- _WORK TO COMPLETE_: Set down all of the data that follows word for word, without the images.

(Stored data entries)
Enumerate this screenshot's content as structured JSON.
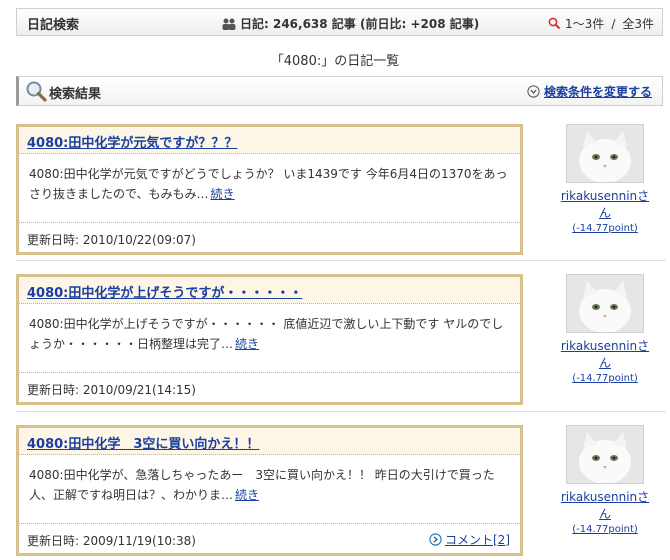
{
  "header": {
    "title": "日記検索",
    "stats": "日記: 246,638 記事 (前日比: +208 記事)",
    "range": "1〜3件",
    "total": "全3件"
  },
  "list_heading": "「4080:」の日記一覧",
  "results": {
    "label": "検索結果",
    "change_link": "検索条件を変更する"
  },
  "entries": [
    {
      "title": "4080:田中化学が元気ですが？？？",
      "excerpt": "4080:田中化学が元気ですがどうでしょうか？ いま1439です 今年6月4日の1370をあっさり抜きましたので、もみもみ…",
      "more": "続き",
      "updated_label": "更新日時:",
      "updated": "2010/10/22(09:07)",
      "author": "rikakusenninさん",
      "points": "(-14.77point)"
    },
    {
      "title": "4080:田中化学が上げそうですが・・・・・・",
      "excerpt": "4080:田中化学が上げそうですが・・・・・・ 底値近辺で激しい上下動です ヤルのでしょうか・・・・・・日柄整理は完了…",
      "more": "続き",
      "updated_label": "更新日時:",
      "updated": "2010/09/21(14:15)",
      "author": "rikakusenninさん",
      "points": "(-14.77point)"
    },
    {
      "title": "4080:田中化学　3空に買い向かえ！！",
      "excerpt": "4080:田中化学が、急落しちゃったあー　3空に買い向かえ！！ 昨日の大引けで買った人、正解ですね明日は？、わかりま…",
      "more": "続き",
      "updated_label": "更新日時:",
      "updated": "2009/11/19(10:38)",
      "comment": "コメント[2]",
      "author": "rikakusenninさん",
      "points": "(-14.77point)"
    }
  ],
  "colors": {
    "link": "#1a3fa0",
    "entry_border": "#d8c08f",
    "entry_head_bg": "#fdf5e6"
  }
}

- _EXERCISE ANSWER_:
Enumerate this screenshot's content as structured JSON.
{
  "header": {
    "title": "日記検索",
    "stats": "日記: 246,638 記事 (前日比: +208 記事)",
    "range": "1〜3件",
    "total": "全3件"
  },
  "list_heading": "「4080:」の日記一覧",
  "results": {
    "label": "検索結果",
    "change_link": "検索条件を変更する"
  },
  "entries": [
    {
      "title": "4080:田中化学が元気ですが？？？",
      "excerpt": "4080:田中化学が元気ですがどうでしょうか？ いま1439です 今年6月4日の1370をあっさり抜きましたので、もみもみ…",
      "more": "続き",
      "updated_label": "更新日時:",
      "updated": "2010/10/22(09:07)",
      "author": "rikakusenninさん",
      "points": "(-14.77point)"
    },
    {
      "title": "4080:田中化学が上げそうですが・・・・・・",
      "excerpt": "4080:田中化学が上げそうですが・・・・・・ 底値近辺で激しい上下動です ヤルのでしょうか・・・・・・日柄整理は完了…",
      "more": "続き",
      "updated_label": "更新日時:",
      "updated": "2010/09/21(14:15)",
      "author": "rikakusenninさん",
      "points": "(-14.77point)"
    },
    {
      "title": "4080:田中化学　3空に買い向かえ！！",
      "excerpt": "4080:田中化学が、急落しちゃったあー　3空に買い向かえ！！ 昨日の大引けで買った人、正解ですね明日は？、わかりま…",
      "more": "続き",
      "updated_label": "更新日時:",
      "updated": "2009/11/19(10:38)",
      "comment": "コメント[2]",
      "author": "rikakusenninさん",
      "points": "(-14.77point)"
    }
  ],
  "colors": {
    "link": "#1a3fa0",
    "entry_border": "#d8c08f",
    "entry_head_bg": "#fdf5e6"
  }
}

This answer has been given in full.